Can the lines below, from the one that holds "What's the underlying" to the very end, be echoed exactly, with both ends included and no pictures?

◆ Rows from a figure dataset

· · · · ·

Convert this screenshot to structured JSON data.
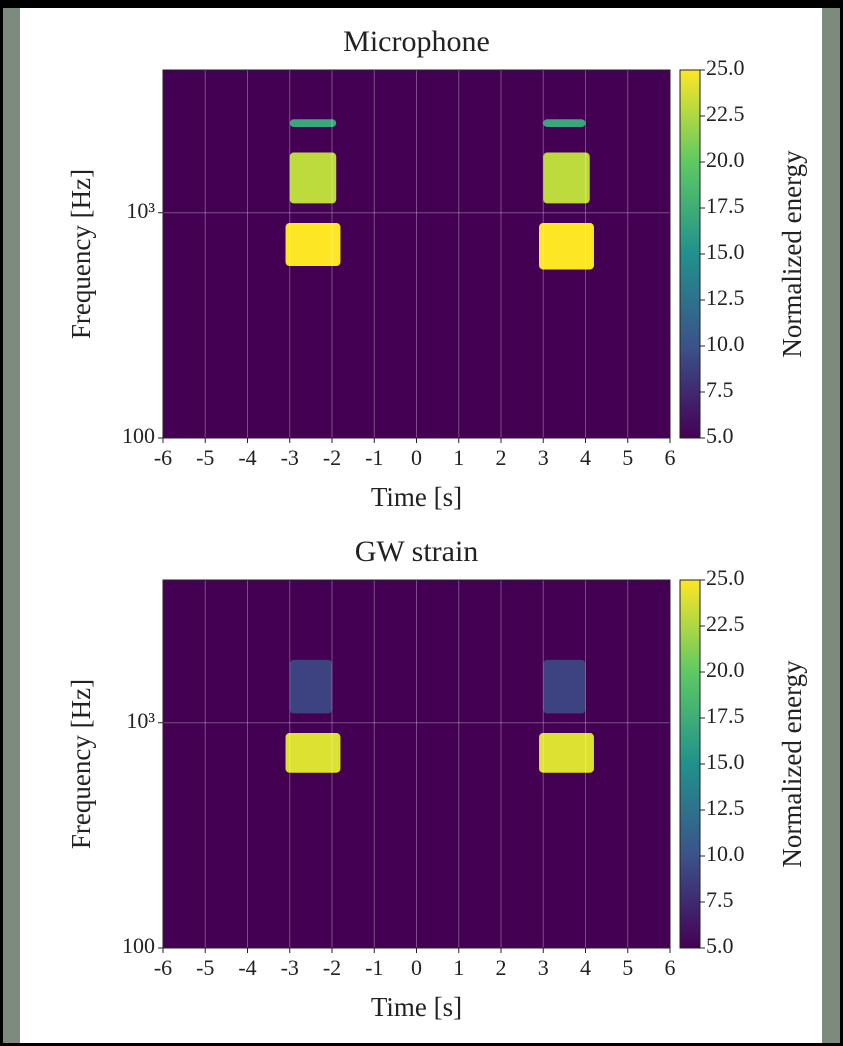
{
  "chart_data": [
    {
      "type": "spectrogram",
      "title": "Microphone",
      "xlabel": "Time [s]",
      "ylabel": "Frequency [Hz]",
      "xlim": [
        -6,
        6
      ],
      "xticks": [
        -6,
        -5,
        -4,
        -3,
        -2,
        -1,
        0,
        1,
        2,
        3,
        4,
        5,
        6
      ],
      "ylim": [
        100,
        4300
      ],
      "ylog": true,
      "yticks": [
        100,
        {
          "value": 1000,
          "label": "10³"
        }
      ],
      "grid": true,
      "colormap": [
        "#440154",
        "#3b528b",
        "#21918c",
        "#5ec962",
        "#fde725"
      ],
      "background_value": 5,
      "colorbar_label": "Normalized energy",
      "clim": [
        5,
        25
      ],
      "cticks": [
        {
          "value": 5,
          "label": "5.0"
        },
        7.5,
        {
          "value": 10,
          "label": "10.0"
        },
        12.5,
        {
          "value": 15,
          "label": "15.0"
        },
        17.5,
        {
          "value": 20,
          "label": "20.0"
        },
        22.5,
        {
          "value": 25,
          "label": "25.0"
        }
      ],
      "patches": [
        {
          "x": [
            -3.1,
            -1.8
          ],
          "y": [
            580,
            900
          ],
          "value": 25
        },
        {
          "x": [
            -3.0,
            -1.9
          ],
          "y": [
            1100,
            1850
          ],
          "value": 23
        },
        {
          "x": [
            -3.0,
            -1.9
          ],
          "y": [
            2400,
            2600
          ],
          "value": 17
        },
        {
          "x": [
            2.9,
            4.2
          ],
          "y": [
            560,
            900
          ],
          "value": 25
        },
        {
          "x": [
            3.0,
            4.1
          ],
          "y": [
            1100,
            1850
          ],
          "value": 23
        },
        {
          "x": [
            3.0,
            4.0
          ],
          "y": [
            2400,
            2600
          ],
          "value": 17
        }
      ]
    },
    {
      "type": "spectrogram",
      "title": "GW strain",
      "xlabel": "Time [s]",
      "ylabel": "Frequency [Hz]",
      "xlim": [
        -6,
        6
      ],
      "xticks": [
        -6,
        -5,
        -4,
        -3,
        -2,
        -1,
        0,
        1,
        2,
        3,
        4,
        5,
        6
      ],
      "ylim": [
        100,
        4300
      ],
      "ylog": true,
      "yticks": [
        100,
        {
          "value": 1000,
          "label": "10³"
        }
      ],
      "grid": true,
      "colormap": [
        "#440154",
        "#3b528b",
        "#21918c",
        "#5ec962",
        "#fde725"
      ],
      "background_value": 5,
      "colorbar_label": "Normalized energy",
      "clim": [
        5,
        25
      ],
      "cticks": [
        {
          "value": 5,
          "label": "5.0"
        },
        7.5,
        {
          "value": 10,
          "label": "10.0"
        },
        12.5,
        {
          "value": 15,
          "label": "15.0"
        },
        17.5,
        {
          "value": 20,
          "label": "20.0"
        },
        22.5,
        {
          "value": 25,
          "label": "25.0"
        }
      ],
      "patches": [
        {
          "x": [
            -3.1,
            -1.8
          ],
          "y": [
            600,
            900
          ],
          "value": 24
        },
        {
          "x": [
            -3.0,
            -2.0
          ],
          "y": [
            1100,
            1900
          ],
          "value": 9
        },
        {
          "x": [
            2.9,
            4.2
          ],
          "y": [
            600,
            900
          ],
          "value": 24
        },
        {
          "x": [
            3.0,
            4.0
          ],
          "y": [
            1100,
            1900
          ],
          "value": 9
        }
      ]
    }
  ]
}
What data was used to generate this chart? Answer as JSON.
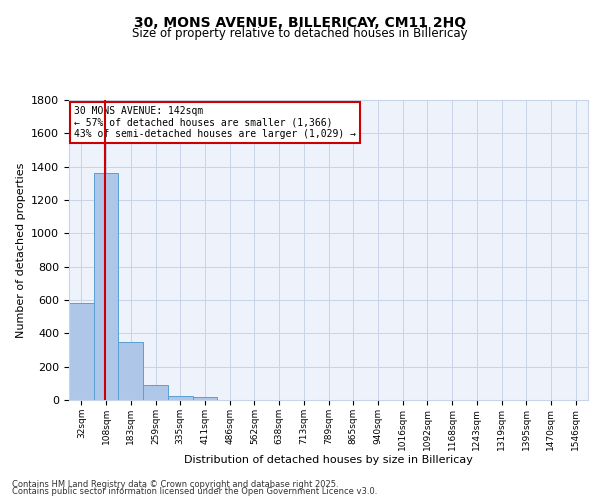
{
  "title1": "30, MONS AVENUE, BILLERICAY, CM11 2HQ",
  "title2": "Size of property relative to detached houses in Billericay",
  "xlabel": "Distribution of detached houses by size in Billericay",
  "ylabel": "Number of detached properties",
  "bin_labels": [
    "32sqm",
    "108sqm",
    "183sqm",
    "259sqm",
    "335sqm",
    "411sqm",
    "486sqm",
    "562sqm",
    "638sqm",
    "713sqm",
    "789sqm",
    "865sqm",
    "940sqm",
    "1016sqm",
    "1092sqm",
    "1168sqm",
    "1243sqm",
    "1319sqm",
    "1395sqm",
    "1470sqm",
    "1546sqm"
  ],
  "bar_values": [
    580,
    1365,
    350,
    90,
    25,
    20,
    0,
    0,
    0,
    0,
    0,
    0,
    0,
    0,
    0,
    0,
    0,
    0,
    0,
    0,
    0
  ],
  "bar_color": "#aec7e8",
  "bar_edge_color": "#5a9fd4",
  "property_label": "30 MONS AVENUE: 142sqm",
  "annotation_line1": "← 57% of detached houses are smaller (1,366)",
  "annotation_line2": "43% of semi-detached houses are larger (1,029) →",
  "red_line_color": "#cc0000",
  "annotation_box_color": "#cc0000",
  "ylim": [
    0,
    1800
  ],
  "yticks": [
    0,
    200,
    400,
    600,
    800,
    1000,
    1200,
    1400,
    1600,
    1800
  ],
  "footer1": "Contains HM Land Registry data © Crown copyright and database right 2025.",
  "footer2": "Contains public sector information licensed under the Open Government Licence v3.0.",
  "bg_color": "#eef2fb",
  "grid_color": "#c8d4e8"
}
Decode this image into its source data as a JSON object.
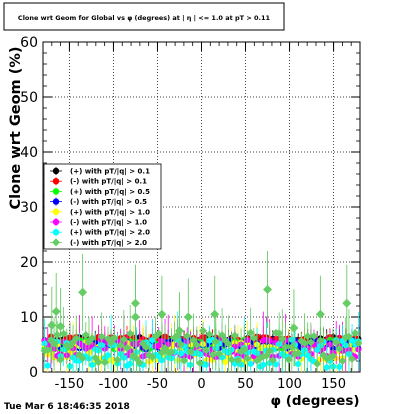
{
  "chart_data": {
    "type": "scatter",
    "title": "Clone wrt Geom for Global vs φ (degrees) at | η | <= 1.0 at pT > 0.11",
    "xlabel": "φ (degrees)",
    "ylabel": "Clone wrt  Geom (%)",
    "xlim": [
      -180,
      180
    ],
    "ylim": [
      0,
      60
    ],
    "xticks": [
      -150,
      -100,
      -50,
      0,
      50,
      100,
      150
    ],
    "yticks": [
      0,
      10,
      20,
      30,
      40,
      50,
      60
    ],
    "grid": true,
    "legend_placement": "left-center",
    "timestamp": "Tue Mar  6 18:46:35 2018",
    "series": [
      {
        "name": "(+) with pT/|q| > 0.1",
        "color": "#000000",
        "marker": "circle",
        "base": 5.8,
        "spread": 0.6
      },
      {
        "name": "(-) with pT/|q| > 0.1",
        "color": "#ff0000",
        "marker": "circle",
        "base": 5.9,
        "spread": 0.6
      },
      {
        "name": "(+) with pT/|q| > 0.5",
        "color": "#00ff00",
        "marker": "circle",
        "base": 5.0,
        "spread": 0.9
      },
      {
        "name": "(-) with pT/|q| > 0.5",
        "color": "#0000ff",
        "marker": "circle",
        "base": 5.0,
        "spread": 0.9
      },
      {
        "name": "(+) with pT/|q| > 1.0",
        "color": "#ffff00",
        "marker": "circle",
        "base": 3.6,
        "spread": 1.8
      },
      {
        "name": "(-) with pT/|q| > 1.0",
        "color": "#ff00ff",
        "marker": "circle",
        "base": 4.3,
        "spread": 1.6
      },
      {
        "name": "(+) with pT/|q| > 2.0",
        "color": "#00ffff",
        "marker": "circle",
        "base": 3.3,
        "spread": 2.6
      },
      {
        "name": "(-) with pT/|q| > 2.0",
        "color": "#66cc66",
        "marker": "diamond",
        "base": 4.5,
        "spread": 3.0
      }
    ],
    "highlights": [
      {
        "x": -165,
        "y": 11.0
      },
      {
        "x": -135,
        "y": 14.5
      },
      {
        "x": -75,
        "y": 12.5
      },
      {
        "x": -75,
        "y": 10.0
      },
      {
        "x": -45,
        "y": 10.5
      },
      {
        "x": -15,
        "y": 10.0
      },
      {
        "x": 15,
        "y": 10.5
      },
      {
        "x": 75,
        "y": 15.0
      },
      {
        "x": 135,
        "y": 10.5
      },
      {
        "x": 165,
        "y": 12.5
      },
      {
        "x": 105,
        "y": 8.0
      },
      {
        "x": -160,
        "y": 8.3
      },
      {
        "x": -170,
        "y": 8.5
      },
      {
        "x": -25,
        "y": 7.5
      }
    ]
  }
}
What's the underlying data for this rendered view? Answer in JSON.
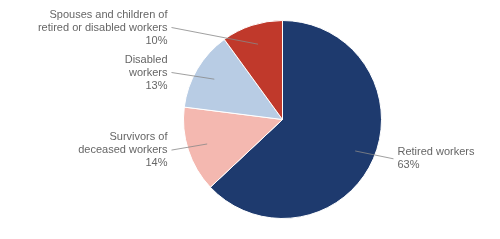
{
  "chart_data": {
    "type": "pie",
    "categories": [
      "Retired workers",
      "Survivors of\ndeceased workers",
      "Disabled\nworkers",
      "Spouses and children of\nretired or disabled workers"
    ],
    "values": [
      63,
      14,
      13,
      10
    ],
    "value_labels": [
      "63%",
      "14%",
      "13%",
      "10%"
    ],
    "colors": [
      "#1e3a6e",
      "#f4b8b0",
      "#b8cce4",
      "#c0392b"
    ]
  }
}
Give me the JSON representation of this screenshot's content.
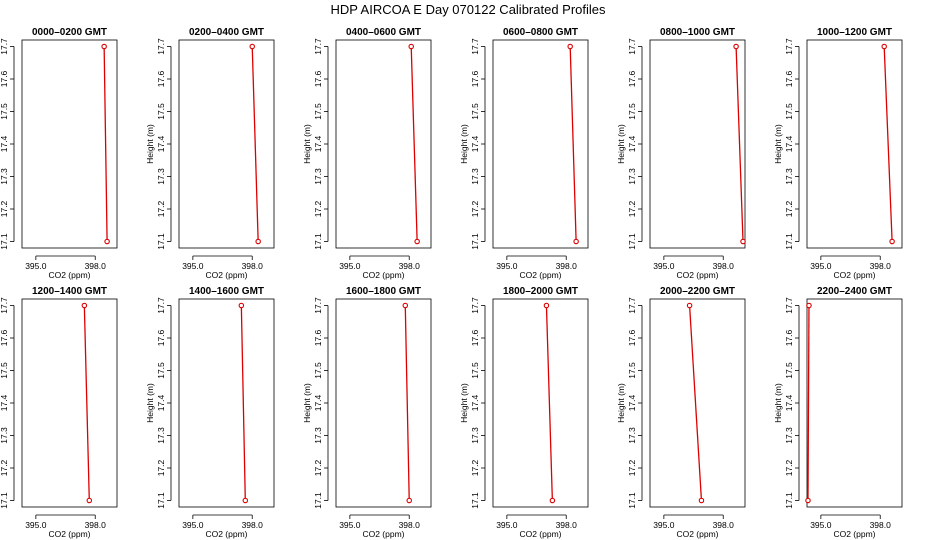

· · · · ·

◆ Output
What's the underlying data for this rendered view? Answer in JSON.
{
  "chart_data": {
    "type": "pie",
    "categories": [
      "Retired workers",
      "Survivors of\ndeceased workers",
      "Disabled\nworkers",
      "Spouses and children of\nretired or disabled workers"
    ],
    "values": [
      63,
      14,
      13,
      10
    ],
    "value_labels": [
      "63%",
      "14%",
      "13%",
      "10%"
    ],
    "colors": [
      "#1e3a6e",
      "#f4b8b0",
      "#b8cce4",
      "#c0392b"
    ]
  }
}
Give me the JSON representation of this screenshot's content.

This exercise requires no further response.